[Region boundary data]
■ ■ ■ ■ ■

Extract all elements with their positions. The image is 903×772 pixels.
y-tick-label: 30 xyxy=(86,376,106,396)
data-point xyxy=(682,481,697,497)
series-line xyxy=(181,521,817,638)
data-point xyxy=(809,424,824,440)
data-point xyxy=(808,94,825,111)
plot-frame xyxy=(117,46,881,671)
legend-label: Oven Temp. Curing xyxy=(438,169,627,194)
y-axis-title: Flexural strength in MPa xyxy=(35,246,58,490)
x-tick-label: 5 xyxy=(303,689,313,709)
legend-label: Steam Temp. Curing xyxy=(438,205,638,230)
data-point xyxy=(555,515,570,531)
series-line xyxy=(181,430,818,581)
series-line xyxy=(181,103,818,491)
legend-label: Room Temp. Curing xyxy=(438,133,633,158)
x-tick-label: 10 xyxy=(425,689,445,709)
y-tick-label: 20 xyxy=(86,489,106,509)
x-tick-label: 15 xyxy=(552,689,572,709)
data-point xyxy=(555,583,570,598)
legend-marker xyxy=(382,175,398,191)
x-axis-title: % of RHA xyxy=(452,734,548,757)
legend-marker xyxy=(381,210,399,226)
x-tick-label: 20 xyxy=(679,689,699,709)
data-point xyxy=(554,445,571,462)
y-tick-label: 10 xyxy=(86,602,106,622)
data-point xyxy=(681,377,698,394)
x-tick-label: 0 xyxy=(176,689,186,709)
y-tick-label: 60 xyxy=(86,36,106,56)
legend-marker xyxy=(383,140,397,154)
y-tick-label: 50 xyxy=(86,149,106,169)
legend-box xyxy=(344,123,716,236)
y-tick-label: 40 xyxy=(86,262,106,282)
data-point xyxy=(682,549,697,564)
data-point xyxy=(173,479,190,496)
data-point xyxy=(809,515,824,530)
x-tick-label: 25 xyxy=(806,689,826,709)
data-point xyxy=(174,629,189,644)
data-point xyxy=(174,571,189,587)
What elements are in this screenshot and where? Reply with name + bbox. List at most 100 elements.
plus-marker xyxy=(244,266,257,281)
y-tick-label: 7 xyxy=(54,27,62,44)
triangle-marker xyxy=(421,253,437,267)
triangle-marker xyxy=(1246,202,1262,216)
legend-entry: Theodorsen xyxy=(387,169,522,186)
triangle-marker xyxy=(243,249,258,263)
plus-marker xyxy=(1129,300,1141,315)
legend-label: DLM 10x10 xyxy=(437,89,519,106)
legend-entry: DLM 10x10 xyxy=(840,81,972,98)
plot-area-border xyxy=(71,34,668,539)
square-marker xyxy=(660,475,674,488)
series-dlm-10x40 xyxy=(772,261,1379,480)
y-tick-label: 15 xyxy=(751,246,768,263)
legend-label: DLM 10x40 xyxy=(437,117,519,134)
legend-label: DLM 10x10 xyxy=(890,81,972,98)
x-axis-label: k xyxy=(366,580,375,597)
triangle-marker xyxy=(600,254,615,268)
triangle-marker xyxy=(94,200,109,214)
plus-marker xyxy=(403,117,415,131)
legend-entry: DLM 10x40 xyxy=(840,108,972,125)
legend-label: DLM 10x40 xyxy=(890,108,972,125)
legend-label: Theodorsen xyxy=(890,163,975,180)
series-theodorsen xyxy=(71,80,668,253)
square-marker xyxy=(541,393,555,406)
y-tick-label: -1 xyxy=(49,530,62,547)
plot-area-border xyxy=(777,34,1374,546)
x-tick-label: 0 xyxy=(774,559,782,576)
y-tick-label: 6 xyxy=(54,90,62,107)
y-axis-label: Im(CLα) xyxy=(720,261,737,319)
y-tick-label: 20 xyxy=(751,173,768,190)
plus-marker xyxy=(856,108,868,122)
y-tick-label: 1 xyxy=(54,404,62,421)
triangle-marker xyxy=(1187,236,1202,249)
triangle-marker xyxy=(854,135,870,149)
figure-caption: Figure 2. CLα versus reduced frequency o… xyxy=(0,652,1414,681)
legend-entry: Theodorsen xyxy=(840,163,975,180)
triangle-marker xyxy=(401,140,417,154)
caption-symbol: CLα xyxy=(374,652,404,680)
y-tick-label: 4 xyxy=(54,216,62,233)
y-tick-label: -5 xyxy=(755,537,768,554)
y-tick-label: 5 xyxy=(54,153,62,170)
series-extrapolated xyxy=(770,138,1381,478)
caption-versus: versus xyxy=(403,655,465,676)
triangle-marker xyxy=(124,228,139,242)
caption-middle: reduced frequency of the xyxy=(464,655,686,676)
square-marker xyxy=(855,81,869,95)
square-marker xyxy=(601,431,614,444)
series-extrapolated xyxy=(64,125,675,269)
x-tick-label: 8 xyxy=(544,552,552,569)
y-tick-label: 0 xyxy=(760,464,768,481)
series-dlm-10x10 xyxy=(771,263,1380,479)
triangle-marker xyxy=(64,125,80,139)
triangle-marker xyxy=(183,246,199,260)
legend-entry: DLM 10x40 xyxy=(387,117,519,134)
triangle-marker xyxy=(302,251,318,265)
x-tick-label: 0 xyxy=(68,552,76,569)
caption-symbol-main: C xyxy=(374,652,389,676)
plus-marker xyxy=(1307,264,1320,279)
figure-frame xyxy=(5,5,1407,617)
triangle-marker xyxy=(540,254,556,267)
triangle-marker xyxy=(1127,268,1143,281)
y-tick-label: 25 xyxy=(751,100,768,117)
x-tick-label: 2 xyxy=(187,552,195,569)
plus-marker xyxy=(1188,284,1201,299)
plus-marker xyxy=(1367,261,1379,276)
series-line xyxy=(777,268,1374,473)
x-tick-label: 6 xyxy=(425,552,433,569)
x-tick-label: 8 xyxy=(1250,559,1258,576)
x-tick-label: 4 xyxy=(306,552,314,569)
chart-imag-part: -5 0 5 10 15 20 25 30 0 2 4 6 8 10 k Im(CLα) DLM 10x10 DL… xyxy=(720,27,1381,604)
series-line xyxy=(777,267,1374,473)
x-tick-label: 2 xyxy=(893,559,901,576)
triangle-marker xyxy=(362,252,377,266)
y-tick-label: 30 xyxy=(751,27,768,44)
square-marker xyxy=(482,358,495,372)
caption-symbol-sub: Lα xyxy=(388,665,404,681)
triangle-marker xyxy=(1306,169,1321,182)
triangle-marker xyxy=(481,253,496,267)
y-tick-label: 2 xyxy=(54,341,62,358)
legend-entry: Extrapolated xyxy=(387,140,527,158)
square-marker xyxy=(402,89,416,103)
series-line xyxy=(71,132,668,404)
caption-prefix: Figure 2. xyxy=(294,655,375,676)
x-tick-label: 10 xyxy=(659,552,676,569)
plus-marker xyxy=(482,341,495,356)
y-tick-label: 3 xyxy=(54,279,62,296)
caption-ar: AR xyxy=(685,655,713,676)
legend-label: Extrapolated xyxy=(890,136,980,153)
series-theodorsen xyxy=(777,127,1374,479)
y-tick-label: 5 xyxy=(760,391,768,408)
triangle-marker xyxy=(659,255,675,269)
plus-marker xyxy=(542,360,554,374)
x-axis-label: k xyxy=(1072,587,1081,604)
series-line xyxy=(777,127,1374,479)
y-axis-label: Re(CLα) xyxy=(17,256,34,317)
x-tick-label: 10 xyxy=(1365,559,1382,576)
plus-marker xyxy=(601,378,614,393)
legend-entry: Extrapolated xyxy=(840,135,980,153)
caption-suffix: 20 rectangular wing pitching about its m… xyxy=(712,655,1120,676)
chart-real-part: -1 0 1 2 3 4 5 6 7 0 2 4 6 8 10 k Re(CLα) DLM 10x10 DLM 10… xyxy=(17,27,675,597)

■ ■ ■ ■ ■

▸ TASK STATEMENT
Can you repeat the entries from the start through the line containing "data-point xyxy=(555,515,570,531)", with both ends included?

▸ CORRECT RESULT
Extract all elements with their positions. The image is 903×772 pixels.
y-tick-label: 30 xyxy=(86,376,106,396)
data-point xyxy=(682,481,697,497)
series-line xyxy=(181,521,817,638)
data-point xyxy=(809,424,824,440)
data-point xyxy=(808,94,825,111)
plot-frame xyxy=(117,46,881,671)
legend-label: Oven Temp. Curing xyxy=(438,169,627,194)
y-axis-title: Flexural strength in MPa xyxy=(35,246,58,490)
x-tick-label: 5 xyxy=(303,689,313,709)
legend-label: Steam Temp. Curing xyxy=(438,205,638,230)
data-point xyxy=(555,515,570,531)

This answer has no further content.